--- Data shown ---
::::::::
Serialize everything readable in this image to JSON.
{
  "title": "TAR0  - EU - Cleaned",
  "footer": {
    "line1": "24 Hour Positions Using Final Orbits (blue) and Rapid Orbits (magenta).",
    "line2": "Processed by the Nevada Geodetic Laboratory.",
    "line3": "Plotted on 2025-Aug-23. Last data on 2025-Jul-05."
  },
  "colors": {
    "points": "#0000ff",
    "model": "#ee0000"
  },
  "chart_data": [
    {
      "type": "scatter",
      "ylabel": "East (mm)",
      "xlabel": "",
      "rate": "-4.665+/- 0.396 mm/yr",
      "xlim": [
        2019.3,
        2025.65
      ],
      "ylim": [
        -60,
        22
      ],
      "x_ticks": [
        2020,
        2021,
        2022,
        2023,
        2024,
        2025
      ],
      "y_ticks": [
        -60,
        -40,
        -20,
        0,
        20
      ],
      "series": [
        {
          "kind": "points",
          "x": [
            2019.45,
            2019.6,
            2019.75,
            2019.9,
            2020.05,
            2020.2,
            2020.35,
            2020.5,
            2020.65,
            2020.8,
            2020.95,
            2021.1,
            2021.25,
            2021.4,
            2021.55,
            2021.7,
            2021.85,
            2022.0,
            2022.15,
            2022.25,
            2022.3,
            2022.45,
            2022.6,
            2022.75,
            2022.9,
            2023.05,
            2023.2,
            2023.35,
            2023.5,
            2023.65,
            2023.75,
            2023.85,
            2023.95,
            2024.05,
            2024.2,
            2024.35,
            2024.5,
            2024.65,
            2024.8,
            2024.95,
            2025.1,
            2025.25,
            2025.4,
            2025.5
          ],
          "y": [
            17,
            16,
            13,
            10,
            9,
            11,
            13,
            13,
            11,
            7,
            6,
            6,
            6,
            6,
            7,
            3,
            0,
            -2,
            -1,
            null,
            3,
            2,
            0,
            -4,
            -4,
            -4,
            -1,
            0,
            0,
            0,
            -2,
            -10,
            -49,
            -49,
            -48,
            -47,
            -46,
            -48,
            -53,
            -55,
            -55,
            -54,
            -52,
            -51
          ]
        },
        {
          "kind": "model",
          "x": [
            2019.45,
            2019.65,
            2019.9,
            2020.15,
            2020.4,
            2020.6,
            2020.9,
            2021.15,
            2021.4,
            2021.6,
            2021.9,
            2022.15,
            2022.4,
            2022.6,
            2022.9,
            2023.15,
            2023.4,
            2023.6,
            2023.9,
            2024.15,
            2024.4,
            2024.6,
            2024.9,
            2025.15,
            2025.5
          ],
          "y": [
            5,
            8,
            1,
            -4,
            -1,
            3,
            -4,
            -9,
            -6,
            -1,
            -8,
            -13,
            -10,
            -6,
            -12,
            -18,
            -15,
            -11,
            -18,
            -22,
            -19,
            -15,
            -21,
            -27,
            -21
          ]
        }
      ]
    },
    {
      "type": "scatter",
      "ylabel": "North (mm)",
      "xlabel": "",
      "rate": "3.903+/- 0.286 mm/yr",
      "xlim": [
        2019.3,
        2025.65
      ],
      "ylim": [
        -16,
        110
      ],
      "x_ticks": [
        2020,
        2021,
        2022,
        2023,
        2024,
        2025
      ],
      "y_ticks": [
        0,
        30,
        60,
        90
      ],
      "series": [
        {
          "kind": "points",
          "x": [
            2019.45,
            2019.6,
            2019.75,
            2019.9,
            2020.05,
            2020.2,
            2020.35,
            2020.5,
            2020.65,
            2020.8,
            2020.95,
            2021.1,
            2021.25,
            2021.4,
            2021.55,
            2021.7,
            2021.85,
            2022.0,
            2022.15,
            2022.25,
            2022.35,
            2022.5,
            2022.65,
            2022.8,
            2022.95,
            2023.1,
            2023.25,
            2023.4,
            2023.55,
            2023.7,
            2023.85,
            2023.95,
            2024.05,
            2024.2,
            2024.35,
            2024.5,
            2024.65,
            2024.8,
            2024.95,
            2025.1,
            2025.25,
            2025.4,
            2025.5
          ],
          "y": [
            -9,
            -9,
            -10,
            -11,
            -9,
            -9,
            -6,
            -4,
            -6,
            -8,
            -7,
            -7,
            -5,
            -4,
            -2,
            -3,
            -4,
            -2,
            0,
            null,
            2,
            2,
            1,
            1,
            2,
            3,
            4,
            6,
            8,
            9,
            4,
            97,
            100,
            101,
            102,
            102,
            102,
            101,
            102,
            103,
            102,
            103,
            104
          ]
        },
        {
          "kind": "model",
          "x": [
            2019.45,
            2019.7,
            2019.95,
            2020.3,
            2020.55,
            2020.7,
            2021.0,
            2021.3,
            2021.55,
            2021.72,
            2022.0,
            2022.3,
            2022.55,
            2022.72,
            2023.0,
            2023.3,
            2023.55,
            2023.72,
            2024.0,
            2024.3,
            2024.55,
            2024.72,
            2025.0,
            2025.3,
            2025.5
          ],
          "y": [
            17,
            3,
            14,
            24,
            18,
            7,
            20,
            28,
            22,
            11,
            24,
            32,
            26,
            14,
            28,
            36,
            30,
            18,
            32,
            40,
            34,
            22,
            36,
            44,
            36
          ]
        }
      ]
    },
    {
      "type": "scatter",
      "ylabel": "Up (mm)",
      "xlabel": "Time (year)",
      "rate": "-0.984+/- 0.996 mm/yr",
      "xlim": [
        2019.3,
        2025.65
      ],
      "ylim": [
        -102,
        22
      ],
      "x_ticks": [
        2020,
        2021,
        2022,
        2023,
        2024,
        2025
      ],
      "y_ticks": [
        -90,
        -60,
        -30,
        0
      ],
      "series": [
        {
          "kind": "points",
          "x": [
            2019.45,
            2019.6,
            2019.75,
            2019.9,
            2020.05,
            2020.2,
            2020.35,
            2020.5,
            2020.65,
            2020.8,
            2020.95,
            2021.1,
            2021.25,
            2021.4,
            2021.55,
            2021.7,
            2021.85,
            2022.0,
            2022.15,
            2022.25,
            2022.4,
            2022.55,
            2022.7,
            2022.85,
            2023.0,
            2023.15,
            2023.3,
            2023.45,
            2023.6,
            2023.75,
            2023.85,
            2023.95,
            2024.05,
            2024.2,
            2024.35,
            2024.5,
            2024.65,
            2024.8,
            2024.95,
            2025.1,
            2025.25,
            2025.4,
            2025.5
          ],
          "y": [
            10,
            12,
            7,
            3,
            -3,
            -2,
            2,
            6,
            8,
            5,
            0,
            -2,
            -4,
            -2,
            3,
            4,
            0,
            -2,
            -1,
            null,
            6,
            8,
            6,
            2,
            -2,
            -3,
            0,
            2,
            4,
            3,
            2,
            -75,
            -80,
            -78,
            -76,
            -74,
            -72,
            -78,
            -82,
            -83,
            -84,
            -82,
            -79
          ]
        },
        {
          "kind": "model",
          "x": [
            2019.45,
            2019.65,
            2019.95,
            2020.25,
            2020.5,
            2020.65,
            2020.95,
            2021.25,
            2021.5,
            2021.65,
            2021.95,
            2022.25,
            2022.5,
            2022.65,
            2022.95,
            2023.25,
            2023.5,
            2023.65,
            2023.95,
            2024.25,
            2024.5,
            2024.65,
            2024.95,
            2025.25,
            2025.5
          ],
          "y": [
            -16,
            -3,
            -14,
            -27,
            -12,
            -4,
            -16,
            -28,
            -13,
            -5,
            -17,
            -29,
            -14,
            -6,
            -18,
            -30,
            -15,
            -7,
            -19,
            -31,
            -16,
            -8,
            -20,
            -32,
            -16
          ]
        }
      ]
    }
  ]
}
::::::::
--- Given problem ---
Your task is to output the full set of records exactly as presented.

--- Exercise solution ---
Serialize everything readable in this image to JSON.
{
  "title": "TAR0  - EU - Cleaned",
  "footer": {
    "line1": "24 Hour Positions Using Final Orbits (blue) and Rapid Orbits (magenta).",
    "line2": "Processed by the Nevada Geodetic Laboratory.",
    "line3": "Plotted on 2025-Aug-23. Last data on 2025-Jul-05."
  },
  "colors": {
    "points": "#0000ff",
    "model": "#ee0000"
  },
  "chart_data": [
    {
      "type": "scatter",
      "ylabel": "East (mm)",
      "xlabel": "",
      "rate": "-4.665+/- 0.396 mm/yr",
      "xlim": [
        2019.3,
        2025.65
      ],
      "ylim": [
        -60,
        22
      ],
      "x_ticks": [
        2020,
        2021,
        2022,
        2023,
        2024,
        2025
      ],
      "y_ticks": [
        -60,
        -40,
        -20,
        0,
        20
      ],
      "series": [
        {
          "kind": "points",
          "x": [
            2019.45,
            2019.6,
            2019.75,
            2019.9,
            2020.05,
            2020.2,
            2020.35,
            2020.5,
            2020.65,
            2020.8,
            2020.95,
            2021.1,
            2021.25,
            2021.4,
            2021.55,
            2021.7,
            2021.85,
            2022.0,
            2022.15,
            2022.25,
            2022.3,
            2022.45,
            2022.6,
            2022.75,
            2022.9,
            2023.05,
            2023.2,
            2023.35,
            2023.5,
            2023.65,
            2023.75,
            2023.85,
            2023.95,
            2024.05,
            2024.2,
            2024.35,
            2024.5,
            2024.65,
            2024.8,
            2024.95,
            2025.1,
            2025.25,
            2025.4,
            2025.5
          ],
          "y": [
            17,
            16,
            13,
            10,
            9,
            11,
            13,
            13,
            11,
            7,
            6,
            6,
            6,
            6,
            7,
            3,
            0,
            -2,
            -1,
            null,
            3,
            2,
            0,
            -4,
            -4,
            -4,
            -1,
            0,
            0,
            0,
            -2,
            -10,
            -49,
            -49,
            -48,
            -47,
            -46,
            -48,
            -53,
            -55,
            -55,
            -54,
            -52,
            -51
          ]
        },
        {
          "kind": "model",
          "x": [
            2019.45,
            2019.65,
            2019.9,
            2020.15,
            2020.4,
            2020.6,
            2020.9,
            2021.15,
            2021.4,
            2021.6,
            2021.9,
            2022.15,
            2022.4,
            2022.6,
            2022.9,
            2023.15,
            2023.4,
            2023.6,
            2023.9,
            2024.15,
            2024.4,
            2024.6,
            2024.9,
            2025.15,
            2025.5
          ],
          "y": [
            5,
            8,
            1,
            -4,
            -1,
            3,
            -4,
            -9,
            -6,
            -1,
            -8,
            -13,
            -10,
            -6,
            -12,
            -18,
            -15,
            -11,
            -18,
            -22,
            -19,
            -15,
            -21,
            -27,
            -21
          ]
        }
      ]
    },
    {
      "type": "scatter",
      "ylabel": "North (mm)",
      "xlabel": "",
      "rate": "3.903+/- 0.286 mm/yr",
      "xlim": [
        2019.3,
        2025.65
      ],
      "ylim": [
        -16,
        110
      ],
      "x_ticks": [
        2020,
        2021,
        2022,
        2023,
        2024,
        2025
      ],
      "y_ticks": [
        0,
        30,
        60,
        90
      ],
      "series": [
        {
          "kind": "points",
          "x": [
            2019.45,
            2019.6,
            2019.75,
            2019.9,
            2020.05,
            2020.2,
            2020.35,
            2020.5,
            2020.65,
            2020.8,
            2020.95,
            2021.1,
            2021.25,
            2021.4,
            2021.55,
            2021.7,
            2021.85,
            2022.0,
            2022.15,
            2022.25,
            2022.35,
            2022.5,
            2022.65,
            2022.8,
            2022.95,
            2023.1,
            2023.25,
            2023.4,
            2023.55,
            2023.7,
            2023.85,
            2023.95,
            2024.05,
            2024.2,
            2024.35,
            2024.5,
            2024.65,
            2024.8,
            2024.95,
            2025.1,
            2025.25,
            2025.4,
            2025.5
          ],
          "y": [
            -9,
            -9,
            -10,
            -11,
            -9,
            -9,
            -6,
            -4,
            -6,
            -8,
            -7,
            -7,
            -5,
            -4,
            -2,
            -3,
            -4,
            -2,
            0,
            null,
            2,
            2,
            1,
            1,
            2,
            3,
            4,
            6,
            8,
            9,
            4,
            97,
            100,
            101,
            102,
            102,
            102,
            101,
            102,
            103,
            102,
            103,
            104
          ]
        },
        {
          "kind": "model",
          "x": [
            2019.45,
            2019.7,
            2019.95,
            2020.3,
            2020.55,
            2020.7,
            2021.0,
            2021.3,
            2021.55,
            2021.72,
            2022.0,
            2022.3,
            2022.55,
            2022.72,
            2023.0,
            2023.3,
            2023.55,
            2023.72,
            2024.0,
            2024.3,
            2024.55,
            2024.72,
            2025.0,
            2025.3,
            2025.5
          ],
          "y": [
            17,
            3,
            14,
            24,
            18,
            7,
            20,
            28,
            22,
            11,
            24,
            32,
            26,
            14,
            28,
            36,
            30,
            18,
            32,
            40,
            34,
            22,
            36,
            44,
            36
          ]
        }
      ]
    },
    {
      "type": "scatter",
      "ylabel": "Up (mm)",
      "xlabel": "Time (year)",
      "rate": "-0.984+/- 0.996 mm/yr",
      "xlim": [
        2019.3,
        2025.65
      ],
      "ylim": [
        -102,
        22
      ],
      "x_ticks": [
        2020,
        2021,
        2022,
        2023,
        2024,
        2025
      ],
      "y_ticks": [
        -90,
        -60,
        -30,
        0
      ],
      "series": [
        {
          "kind": "points",
          "x": [
            2019.45,
            2019.6,
            2019.75,
            2019.9,
            2020.05,
            2020.2,
            2020.35,
            2020.5,
            2020.65,
            2020.8,
            2020.95,
            2021.1,
            2021.25,
            2021.4,
            2021.55,
            2021.7,
            2021.85,
            2022.0,
            2022.15,
            2022.25,
            2022.4,
            2022.55,
            2022.7,
            2022.85,
            2023.0,
            2023.15,
            2023.3,
            2023.45,
            2023.6,
            2023.75,
            2023.85,
            2023.95,
            2024.05,
            2024.2,
            2024.35,
            2024.5,
            2024.65,
            2024.8,
            2024.95,
            2025.1,
            2025.25,
            2025.4,
            2025.5
          ],
          "y": [
            10,
            12,
            7,
            3,
            -3,
            -2,
            2,
            6,
            8,
            5,
            0,
            -2,
            -4,
            -2,
            3,
            4,
            0,
            -2,
            -1,
            null,
            6,
            8,
            6,
            2,
            -2,
            -3,
            0,
            2,
            4,
            3,
            2,
            -75,
            -80,
            -78,
            -76,
            -74,
            -72,
            -78,
            -82,
            -83,
            -84,
            -82,
            -79
          ]
        },
        {
          "kind": "model",
          "x": [
            2019.45,
            2019.65,
            2019.95,
            2020.25,
            2020.5,
            2020.65,
            2020.95,
            2021.25,
            2021.5,
            2021.65,
            2021.95,
            2022.25,
            2022.5,
            2022.65,
            2022.95,
            2023.25,
            2023.5,
            2023.65,
            2023.95,
            2024.25,
            2024.5,
            2024.65,
            2024.95,
            2025.25,
            2025.5
          ],
          "y": [
            -16,
            -3,
            -14,
            -27,
            -12,
            -4,
            -16,
            -28,
            -13,
            -5,
            -17,
            -29,
            -14,
            -6,
            -18,
            -30,
            -15,
            -7,
            -19,
            -31,
            -16,
            -8,
            -20,
            -32,
            -16
          ]
        }
      ]
    }
  ]
}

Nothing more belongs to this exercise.